**What is being asked**
Continue the programming club post on unusual C programs, picking up right after its last line.

**Page excerpt**
########

Sona Programming Club

07/03/2014

A C program without semicolon
C program to display “India” without using ';' in the whole program:

For writing this program, we should first understand what printf returns and its prototype. The function declaration of printf is
int printf ( const char *, ... ) ;
It takes variable number of arguments, displays the string till a NULL character is found and returns the number of characters
printed.

Now, the program:
# include
void main()
{
if ( printf ( “India” ) )
{
}
}

The printf () returns 5 in this case. Hence, the 'if' condition is true, but, we are not doing anything even if the condition is true.

02/03/2014

A C program without main:
As soon as you see the title, you might be wondered whether this is possible. But, it's actually possible.

# include

# define modify(t, r, a, i, n, s) i # # t # # a # # r
# define change modify(a, n, i, m, a, l)

########

**Collected material**

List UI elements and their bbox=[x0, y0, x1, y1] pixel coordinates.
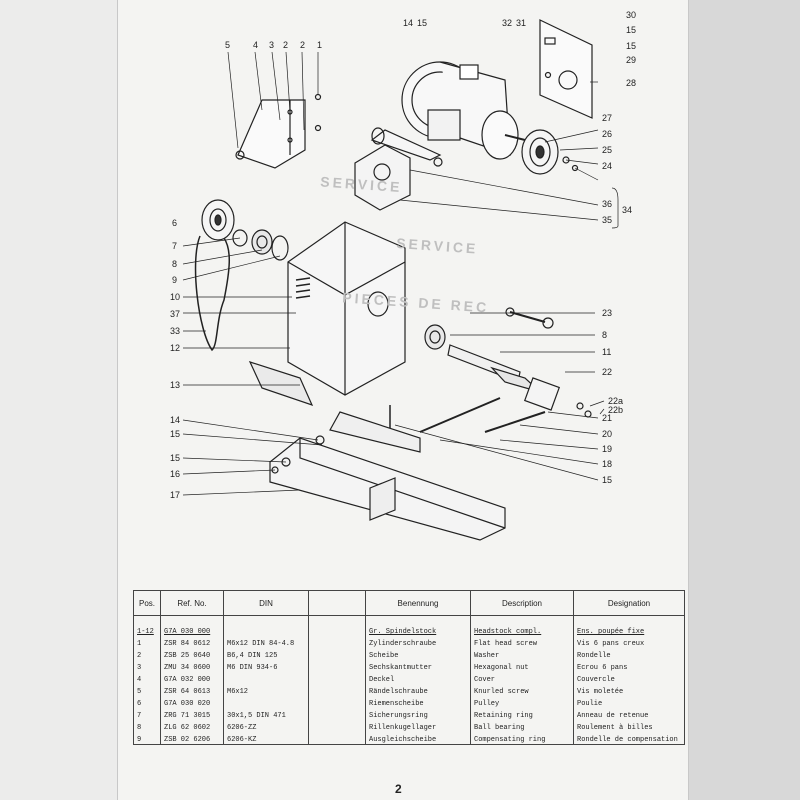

########

**Answer below**
int change()
{
printf("C without main!\n");
return 0;
}

If you still don't trust this program, compile and execute it. Shocked ? In fact, there is a main in this program, but hidden. This is based on the concept of token pasting. What happens here is, change is initially replaced by modify(a, n, i, m, a, l). The arguments are then replaced as follows
t = a
r = n
a = i
i = m
n = a
s = l

The statement i # # t # # a # # r gets changed to m # # a # # i # # n, which is then concatenated as main. Eventually, 'change' is changed to 'main'.

23/12/2012

Dear friends,
SProC is back again to ignite your programming skills !
Come, Code, Compete.!!
www.sproc.tk

Sona Programming Club

09/08/2012

Live demonstration of Aspirations2020 contest will be done on 10/08/2012 at lecture hall 502.

25/04/2012

Date of post: 19.4.12
Category: Questions
Number: 12
Post content:
Sona Programming Club ( SProC )
"Let us C beyond the C"

Answers for the questions asked on 12.4.12:
1. Question:
main() { int a = '1', b = '11' ; printf ( "%d %d", a, b ) ; }
Answer: 49 12593
Explanation: The value is stored as binary in consequent memory.
'1' is stored as 0011 0001 whose integer equivalent is 49. Similarly, '11' is stored as 0011 0001 0011 0001 whose integer value is 12593.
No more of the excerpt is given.